[Saved data entries]
++++++++++
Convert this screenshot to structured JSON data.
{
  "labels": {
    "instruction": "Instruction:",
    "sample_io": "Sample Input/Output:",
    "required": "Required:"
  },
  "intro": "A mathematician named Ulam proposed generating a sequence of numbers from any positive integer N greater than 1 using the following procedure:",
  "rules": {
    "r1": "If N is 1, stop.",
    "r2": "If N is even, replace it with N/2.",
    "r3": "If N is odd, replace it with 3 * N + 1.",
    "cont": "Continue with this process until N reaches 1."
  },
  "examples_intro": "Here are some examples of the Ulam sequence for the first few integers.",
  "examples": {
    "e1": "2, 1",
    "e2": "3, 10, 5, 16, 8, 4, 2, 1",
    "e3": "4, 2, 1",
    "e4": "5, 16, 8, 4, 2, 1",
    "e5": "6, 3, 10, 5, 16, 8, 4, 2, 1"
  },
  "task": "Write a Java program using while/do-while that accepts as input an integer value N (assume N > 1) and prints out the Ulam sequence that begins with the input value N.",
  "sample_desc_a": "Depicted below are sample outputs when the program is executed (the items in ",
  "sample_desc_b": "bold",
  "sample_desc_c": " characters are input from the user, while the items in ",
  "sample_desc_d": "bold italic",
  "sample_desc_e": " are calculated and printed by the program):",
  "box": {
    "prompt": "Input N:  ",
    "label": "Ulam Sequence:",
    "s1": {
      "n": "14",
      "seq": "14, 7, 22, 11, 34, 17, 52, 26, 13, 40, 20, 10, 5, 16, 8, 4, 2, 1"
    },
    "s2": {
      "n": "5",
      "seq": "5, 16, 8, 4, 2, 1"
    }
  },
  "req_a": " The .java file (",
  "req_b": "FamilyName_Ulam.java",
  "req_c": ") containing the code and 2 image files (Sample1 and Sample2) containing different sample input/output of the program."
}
++++++++++
◆ **GIVEN EXERCISE**
Pull out all lines of the data with the string "items".

◆ **SOLVED PROBLEM**
  "sample_desc_a": "Depicted below are sample outputs when the program is executed (the items in ",
  "sample_desc_c": " characters are input from the user, while the items in ",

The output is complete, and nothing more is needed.